• [What this task involves]:
Take the entries below and print all of them exactly, please.

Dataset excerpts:
——————

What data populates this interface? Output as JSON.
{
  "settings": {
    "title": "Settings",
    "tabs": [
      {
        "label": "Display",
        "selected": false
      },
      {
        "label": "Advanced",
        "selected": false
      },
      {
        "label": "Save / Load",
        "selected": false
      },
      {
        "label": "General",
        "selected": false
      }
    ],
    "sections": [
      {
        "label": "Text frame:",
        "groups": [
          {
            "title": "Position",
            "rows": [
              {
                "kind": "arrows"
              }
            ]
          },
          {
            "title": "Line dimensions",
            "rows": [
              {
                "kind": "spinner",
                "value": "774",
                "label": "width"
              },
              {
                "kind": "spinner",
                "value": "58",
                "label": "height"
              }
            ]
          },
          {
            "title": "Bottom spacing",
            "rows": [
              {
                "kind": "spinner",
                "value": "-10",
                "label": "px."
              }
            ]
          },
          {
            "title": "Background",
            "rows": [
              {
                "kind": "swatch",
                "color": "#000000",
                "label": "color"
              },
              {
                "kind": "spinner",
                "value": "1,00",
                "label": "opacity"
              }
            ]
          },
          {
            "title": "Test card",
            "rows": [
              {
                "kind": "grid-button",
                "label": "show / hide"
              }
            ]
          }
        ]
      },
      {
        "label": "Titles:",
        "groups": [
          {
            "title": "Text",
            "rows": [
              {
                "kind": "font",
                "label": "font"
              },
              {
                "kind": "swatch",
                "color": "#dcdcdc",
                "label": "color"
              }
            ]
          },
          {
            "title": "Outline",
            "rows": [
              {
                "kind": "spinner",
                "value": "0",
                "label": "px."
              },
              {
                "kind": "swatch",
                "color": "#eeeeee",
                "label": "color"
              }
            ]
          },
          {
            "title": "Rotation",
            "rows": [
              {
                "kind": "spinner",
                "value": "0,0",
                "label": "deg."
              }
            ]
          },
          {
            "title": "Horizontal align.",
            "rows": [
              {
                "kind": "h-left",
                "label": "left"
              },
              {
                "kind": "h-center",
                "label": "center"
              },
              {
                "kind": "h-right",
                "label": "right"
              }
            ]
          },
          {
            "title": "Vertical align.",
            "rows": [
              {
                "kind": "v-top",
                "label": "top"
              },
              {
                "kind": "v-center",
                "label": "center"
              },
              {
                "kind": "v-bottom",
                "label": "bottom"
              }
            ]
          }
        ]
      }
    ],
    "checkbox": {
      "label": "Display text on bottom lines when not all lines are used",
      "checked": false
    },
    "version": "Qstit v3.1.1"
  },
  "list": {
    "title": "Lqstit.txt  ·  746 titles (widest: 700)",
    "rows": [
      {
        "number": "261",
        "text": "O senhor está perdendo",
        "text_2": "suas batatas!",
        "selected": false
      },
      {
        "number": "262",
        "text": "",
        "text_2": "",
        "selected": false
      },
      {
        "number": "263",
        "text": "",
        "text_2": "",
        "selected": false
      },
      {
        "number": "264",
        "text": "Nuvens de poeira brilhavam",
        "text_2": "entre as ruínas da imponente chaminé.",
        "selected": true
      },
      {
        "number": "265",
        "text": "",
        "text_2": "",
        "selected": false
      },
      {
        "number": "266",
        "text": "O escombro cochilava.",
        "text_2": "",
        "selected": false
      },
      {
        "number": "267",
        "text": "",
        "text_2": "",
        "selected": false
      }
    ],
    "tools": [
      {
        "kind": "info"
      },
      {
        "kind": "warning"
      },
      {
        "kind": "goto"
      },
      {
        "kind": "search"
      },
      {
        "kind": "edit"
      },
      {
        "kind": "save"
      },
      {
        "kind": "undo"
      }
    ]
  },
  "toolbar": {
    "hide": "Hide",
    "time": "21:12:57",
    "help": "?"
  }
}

——————

• [Exercise response]:
What data populates this interface? Output as JSON.
{
  "settings": {
    "title": "Settings",
    "tabs": [
      {
        "label": "Display",
        "selected": false
      },
      {
        "label": "Advanced",
        "selected": false
      },
      {
        "label": "Save / Load",
        "selected": false
      },
      {
        "label": "General",
        "selected": false
      }
    ],
    "sections": [
      {
        "label": "Text frame:",
        "groups": [
          {
            "title": "Position",
            "rows": [
              {
                "kind": "arrows"
              }
            ]
          },
          {
            "title": "Line dimensions",
            "rows": [
              {
                "kind": "spinner",
                "value": "774",
                "label": "width"
              },
              {
                "kind": "spinner",
                "value": "58",
                "label": "height"
              }
            ]
          },
          {
            "title": "Bottom spacing",
            "rows": [
              {
                "kind": "spinner",
                "value": "-10",
                "label": "px."
              }
            ]
          },
          {
            "title": "Background",
            "rows": [
              {
                "kind": "swatch",
                "color": "#000000",
                "label": "color"
              },
              {
                "kind": "spinner",
                "value": "1,00",
                "label": "opacity"
              }
            ]
          },
          {
            "title": "Test card",
            "rows": [
              {
                "kind": "grid-button",
                "label": "show / hide"
              }
            ]
          }
        ]
      },
      {
        "label": "Titles:",
        "groups": [
          {
            "title": "Text",
            "rows": [
              {
                "kind": "font",
                "label": "font"
              },
              {
                "kind": "swatch",
                "color": "#dcdcdc",
                "label": "color"
              }
            ]
          },
          {
            "title": "Outline",
            "rows": [
              {
                "kind": "spinner",
                "value": "0",
                "label": "px."
              },
              {
                "kind": "swatch",
                "color": "#eeeeee",
                "label": "color"
              }
            ]
          },
          {
            "title": "Rotation",
            "rows": [
              {
                "kind": "spinner",
                "value": "0,0",
                "label": "deg."
              }
            ]
          },
          {
            "title": "Horizontal align.",
            "rows": [
              {
                "kind": "h-left",
                "label": "left"
              },
              {
                "kind": "h-center",
                "label": "center"
              },
              {
                "kind": "h-right",
                "label": "right"
              }
            ]
          },
          {
            "title": "Vertical align.",
            "rows": [
              {
                "kind": "v-top",
                "label": "top"
              },
              {
                "kind": "v-center",
                "label": "center"
              },
              {
                "kind": "v-bottom",
                "label": "bottom"
              }
            ]
          }
        ]
      }
    ],
    "checkbox": {
      "label": "Display text on bottom lines when not all lines are used",
      "checked": false
    },
    "version": "Qstit v3.1.1"
  },
  "list": {
    "title": "Lqstit.txt  ·  746 titles (widest: 700)",
    "rows": [
      {
        "number": "261",
        "text": "O senhor está perdendo",
        "text_2": "suas batatas!",
        "selected": false
      },
      {
        "number": "262",
        "text": "",
        "text_2": "",
        "selected": false
      },
      {
        "number": "263",
        "text": "",
        "text_2": "",
        "selected": false
      },
      {
        "number": "264",
        "text": "Nuvens de poeira brilhavam",
        "text_2": "entre as ruínas da imponente chaminé.",
        "selected": true
      },
      {
        "number": "265",
        "text": "",
        "text_2": "",
        "selected": false
      },
      {
        "number": "266",
        "text": "O escombro cochilava.",
        "text_2": "",
        "selected": false
      },
      {
        "number": "267",
        "text": "",
        "text_2": "",
        "selected": false
      }
    ],
    "tools": [
      {
        "kind": "info"
      },
      {
        "kind": "warning"
      },
      {
        "kind": "goto"
      },
      {
        "kind": "search"
      },
      {
        "kind": "edit"
      },
      {
        "kind": "save"
      },
      {
        "kind": "undo"
      }
    ]
  },
  "toolbar": {
    "hide": "Hide",
    "time": "21:12:57",
    "help": "?"
  }
}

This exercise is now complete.